INSTRUCTIONS FOR THE TASK: Look for the word "median" in each line and report the count of matching lines, with nothing added.

# Start of DATASET CONTENT

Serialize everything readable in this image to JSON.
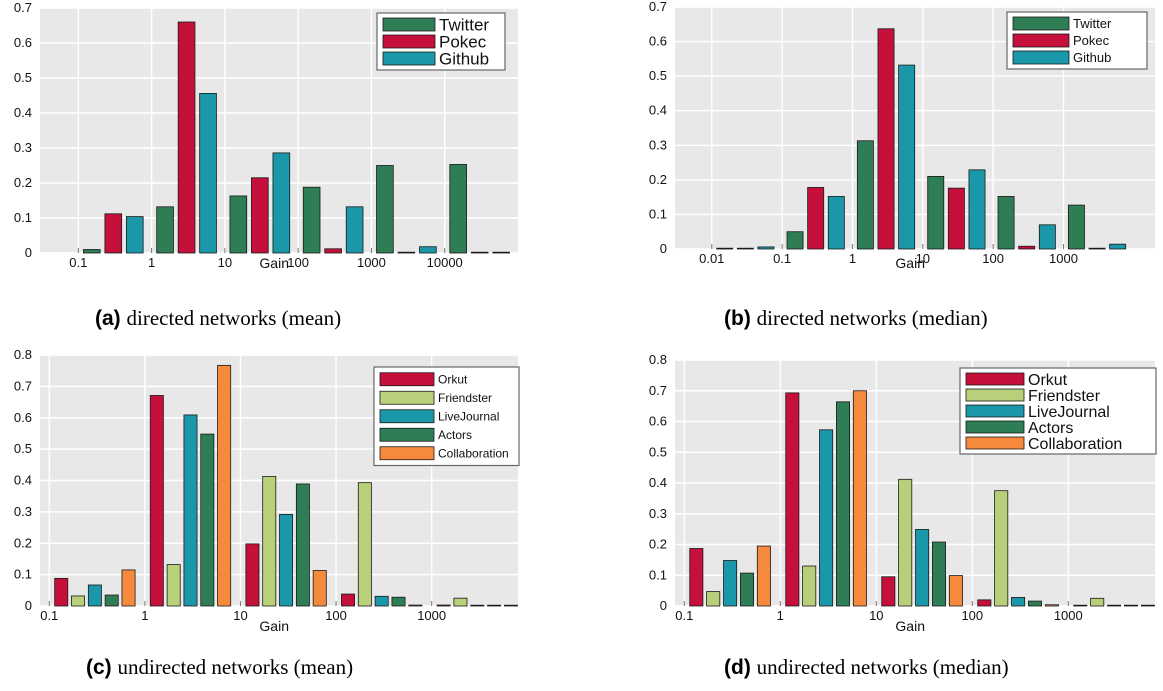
{
  "figure": {
    "captions": [
      {
        "tag": "(a)",
        "text": "directed networks (mean)"
      },
      {
        "tag": "(b)",
        "text": "directed networks (median)"
      },
      {
        "tag": "(c)",
        "text": "undirected networks (mean)"
      },
      {
        "tag": "(d)",
        "text": "undirected networks (median)"
      }
    ]
  },
  "chart_data": [
    {
      "type": "bar",
      "xlabel": "Gain",
      "ylabel": "",
      "ylim": [
        0,
        0.7
      ],
      "yticks": [
        "0",
        "0.1",
        "0.2",
        "0.3",
        "0.4",
        "0.5",
        "0.6",
        "0.7"
      ],
      "xscale": "log",
      "xticks": [
        "0.1",
        "1",
        "10",
        "100",
        "1000",
        "10000"
      ],
      "xlim": [
        0.03,
        100000
      ],
      "grid": true,
      "legend_position": "top-right",
      "bins": [
        0.3,
        3,
        30,
        300,
        3000,
        30000
      ],
      "series": [
        {
          "name": "Twitter",
          "color": "#2e7d55",
          "values": [
            0.01,
            0.132,
            0.163,
            0.188,
            0.25,
            0.253
          ]
        },
        {
          "name": "Pokec",
          "color": "#c4103a",
          "values": [
            0.112,
            0.66,
            0.215,
            0.012,
            0.0,
            0.0
          ]
        },
        {
          "name": "Github",
          "color": "#1a97a8",
          "values": [
            0.104,
            0.456,
            0.286,
            0.132,
            0.018,
            0.0
          ]
        }
      ]
    },
    {
      "type": "bar",
      "xlabel": "Gain",
      "ylabel": "",
      "ylim": [
        0,
        0.7
      ],
      "yticks": [
        "0",
        "0.1",
        "0.2",
        "0.3",
        "0.4",
        "0.5",
        "0.6",
        "0.7"
      ],
      "xscale": "log",
      "xticks": [
        "0.01",
        "0.1",
        "1",
        "10",
        "100",
        "1000"
      ],
      "xlim": [
        0.003,
        20000
      ],
      "grid": true,
      "legend_position": "top-right",
      "bins": [
        0.03,
        0.3,
        3,
        30,
        300,
        3000
      ],
      "series": [
        {
          "name": "Twitter",
          "color": "#2e7d55",
          "values": [
            0.0,
            0.05,
            0.313,
            0.21,
            0.152,
            0.127
          ]
        },
        {
          "name": "Pokec",
          "color": "#c4103a",
          "values": [
            0.002,
            0.178,
            0.637,
            0.176,
            0.008,
            0.002
          ]
        },
        {
          "name": "Github",
          "color": "#1a97a8",
          "values": [
            0.006,
            0.152,
            0.532,
            0.229,
            0.07,
            0.014
          ]
        }
      ]
    },
    {
      "type": "bar",
      "xlabel": "Gain",
      "ylabel": "",
      "ylim": [
        0,
        0.8
      ],
      "yticks": [
        "0",
        "0.1",
        "0.2",
        "0.3",
        "0.4",
        "0.5",
        "0.6",
        "0.7",
        "0.8"
      ],
      "xscale": "log",
      "xticks": [
        "0.1",
        "1",
        "10",
        "100",
        "1000"
      ],
      "xlim": [
        0.08,
        8000
      ],
      "grid": true,
      "legend_position": "top-right",
      "bins": [
        0.3,
        3,
        30,
        300,
        3000
      ],
      "series": [
        {
          "name": "Orkut",
          "color": "#c4103a",
          "values": [
            0.088,
            0.671,
            0.198,
            0.038,
            0.003
          ]
        },
        {
          "name": "Friendster",
          "color": "#b8d07a",
          "values": [
            0.032,
            0.132,
            0.413,
            0.393,
            0.025
          ]
        },
        {
          "name": "LiveJournal",
          "color": "#1a97a8",
          "values": [
            0.067,
            0.609,
            0.292,
            0.031,
            0.002
          ]
        },
        {
          "name": "Actors",
          "color": "#2e7d55",
          "values": [
            0.035,
            0.548,
            0.389,
            0.028,
            0.002
          ]
        },
        {
          "name": "Collaboration",
          "color": "#f58a3c",
          "values": [
            0.115,
            0.767,
            0.113,
            0.003,
            0.002
          ]
        }
      ]
    },
    {
      "type": "bar",
      "xlabel": "Gain",
      "ylabel": "",
      "ylim": [
        0,
        0.8
      ],
      "yticks": [
        "0",
        "0.1",
        "0.2",
        "0.3",
        "0.4",
        "0.5",
        "0.6",
        "0.7",
        "0.8"
      ],
      "xscale": "log",
      "xticks": [
        "0.1",
        "1",
        "10",
        "100",
        "1000"
      ],
      "xlim": [
        0.08,
        8000
      ],
      "grid": true,
      "legend_position": "top-right",
      "bins": [
        0.3,
        3,
        30,
        300,
        3000
      ],
      "series": [
        {
          "name": "Orkut",
          "color": "#c4103a",
          "values": [
            0.187,
            0.693,
            0.095,
            0.02,
            0.002
          ]
        },
        {
          "name": "Friendster",
          "color": "#b8d07a",
          "values": [
            0.047,
            0.13,
            0.412,
            0.375,
            0.025
          ]
        },
        {
          "name": "LiveJournal",
          "color": "#1a97a8",
          "values": [
            0.148,
            0.573,
            0.249,
            0.028,
            0.002
          ]
        },
        {
          "name": "Actors",
          "color": "#2e7d55",
          "values": [
            0.107,
            0.664,
            0.208,
            0.016,
            0.002
          ]
        },
        {
          "name": "Collaboration",
          "color": "#f58a3c",
          "values": [
            0.195,
            0.7,
            0.099,
            0.004,
            0.002
          ]
        }
      ]
    }
  ]
}
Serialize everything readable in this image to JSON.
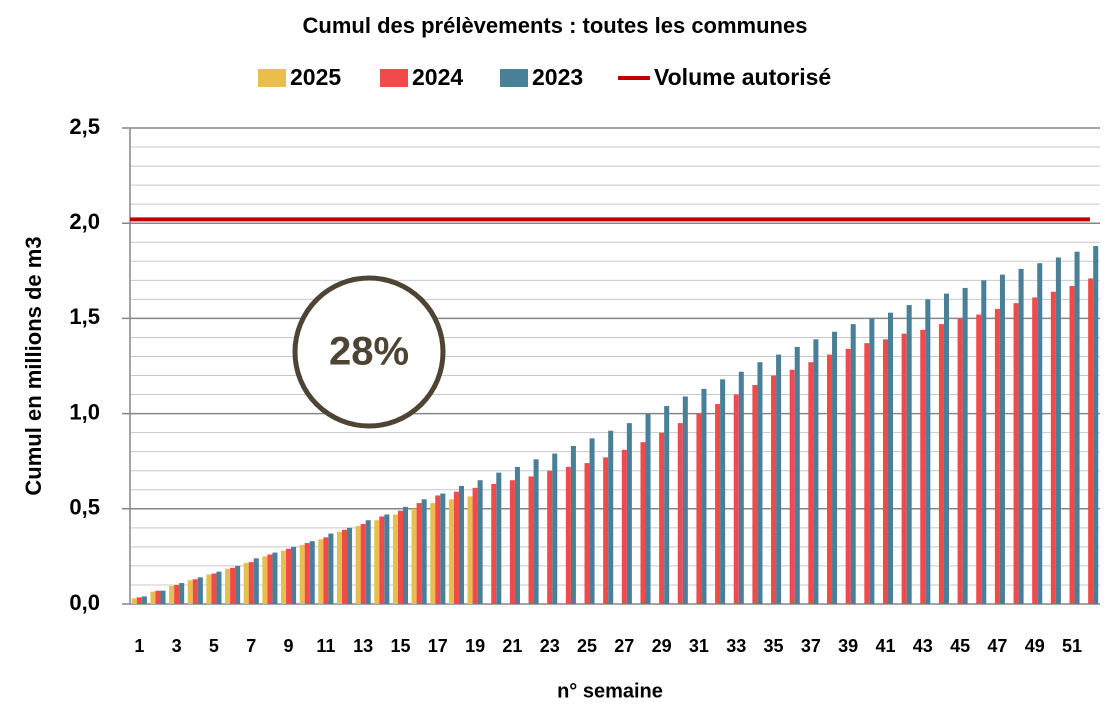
{
  "chart_data": {
    "type": "bar",
    "title": "Cumul des prélèvements : toutes les communes",
    "x_label": "n° semaine",
    "y_label": "Cumul en millions de m3",
    "annotation": "28%",
    "categories": [
      1,
      null,
      3,
      null,
      5,
      null,
      7,
      null,
      9,
      null,
      11,
      null,
      13,
      null,
      15,
      null,
      17,
      null,
      19,
      null,
      21,
      null,
      23,
      null,
      25,
      null,
      27,
      null,
      29,
      null,
      31,
      null,
      33,
      null,
      35,
      null,
      37,
      null,
      39,
      null,
      41,
      null,
      43,
      null,
      45,
      null,
      47,
      null,
      49,
      null,
      51,
      null
    ],
    "series": [
      {
        "name": "2025",
        "color": "#e8bf4a",
        "values": [
          0.03,
          0.065,
          0.095,
          0.125,
          0.155,
          0.185,
          0.215,
          0.25,
          0.28,
          0.31,
          0.34,
          0.38,
          0.41,
          0.44,
          0.47,
          0.5,
          0.53,
          0.55,
          0.565,
          null,
          null,
          null,
          null,
          null,
          null,
          null,
          null,
          null,
          null,
          null,
          null,
          null,
          null,
          null,
          null,
          null,
          null,
          null,
          null,
          null,
          null,
          null,
          null,
          null,
          null,
          null,
          null,
          null,
          null,
          null,
          null,
          null
        ]
      },
      {
        "name": "2024",
        "color": "#f04a4a",
        "values": [
          0.035,
          0.07,
          0.1,
          0.13,
          0.16,
          0.19,
          0.22,
          0.26,
          0.29,
          0.32,
          0.35,
          0.39,
          0.42,
          0.46,
          0.49,
          0.53,
          0.57,
          0.59,
          0.61,
          0.63,
          0.65,
          0.67,
          0.7,
          0.72,
          0.74,
          0.77,
          0.81,
          0.85,
          0.9,
          0.95,
          1.0,
          1.05,
          1.1,
          1.15,
          1.2,
          1.23,
          1.27,
          1.31,
          1.34,
          1.37,
          1.39,
          1.42,
          1.44,
          1.47,
          1.5,
          1.52,
          1.55,
          1.58,
          1.61,
          1.64,
          1.67,
          1.71
        ]
      },
      {
        "name": "2023",
        "color": "#4a8097",
        "values": [
          0.04,
          0.07,
          0.11,
          0.14,
          0.17,
          0.2,
          0.24,
          0.27,
          0.3,
          0.33,
          0.37,
          0.4,
          0.44,
          0.47,
          0.51,
          0.55,
          0.58,
          0.62,
          0.65,
          0.69,
          0.72,
          0.76,
          0.79,
          0.83,
          0.87,
          0.91,
          0.95,
          1.0,
          1.04,
          1.09,
          1.13,
          1.18,
          1.22,
          1.27,
          1.31,
          1.35,
          1.39,
          1.43,
          1.47,
          1.5,
          1.53,
          1.57,
          1.6,
          1.63,
          1.66,
          1.7,
          1.73,
          1.76,
          1.79,
          1.82,
          1.85,
          1.88
        ]
      }
    ],
    "reference_line": {
      "name": "Volume autorisé",
      "value": 2.02,
      "color": "#c00000"
    },
    "ylim": [
      0,
      2.5
    ],
    "yticks": [
      {
        "value": 0,
        "label": "0,0"
      },
      {
        "value": 0.5,
        "label": "0,5"
      },
      {
        "value": 1,
        "label": "1,0"
      },
      {
        "value": 1.5,
        "label": "1,5"
      },
      {
        "value": 2,
        "label": "2,0"
      },
      {
        "value": 2.5,
        "label": "2,5"
      }
    ],
    "minor_yticks": [
      0.1,
      0.2,
      0.3,
      0.4,
      0.6,
      0.7,
      0.8,
      0.9,
      1.1,
      1.2,
      1.3,
      1.4,
      1.6,
      1.7,
      1.8,
      1.9,
      2.1,
      2.2,
      2.3,
      2.4
    ],
    "grid": true
  }
}
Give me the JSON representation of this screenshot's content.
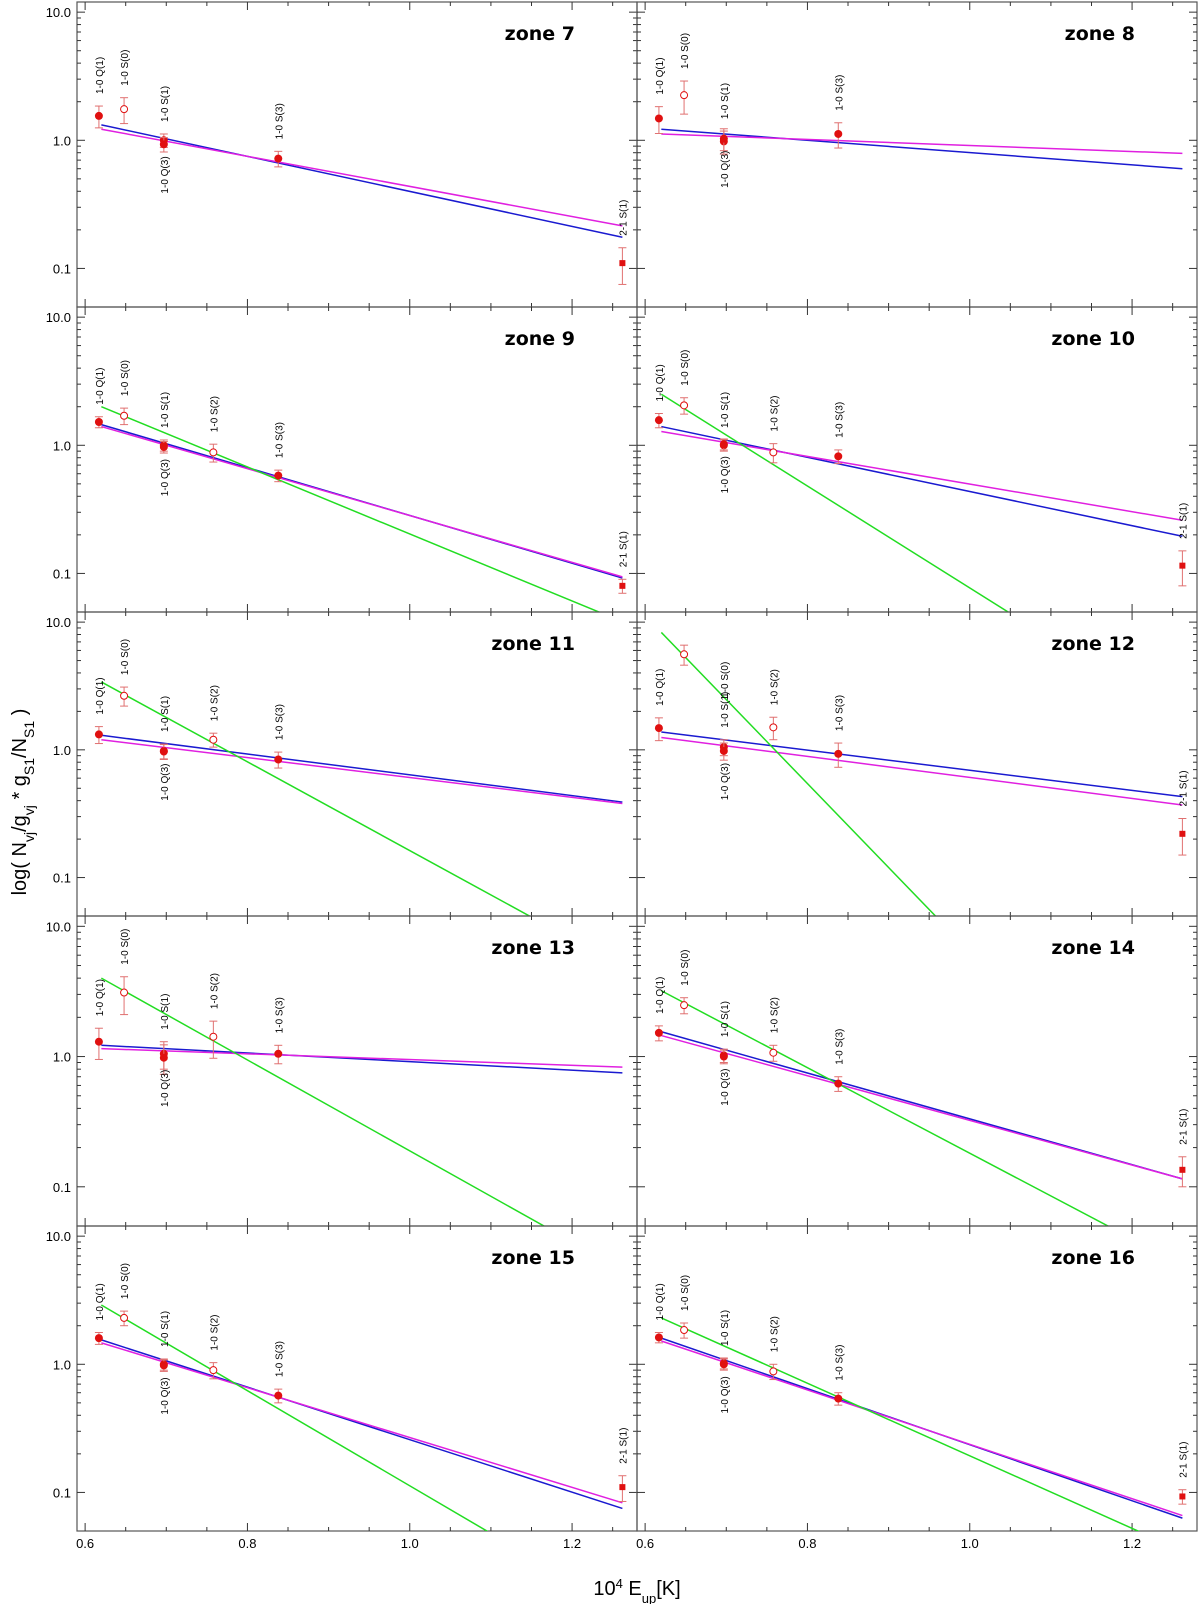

# End of DATASET CONTENT

TASK SOLUTION: 2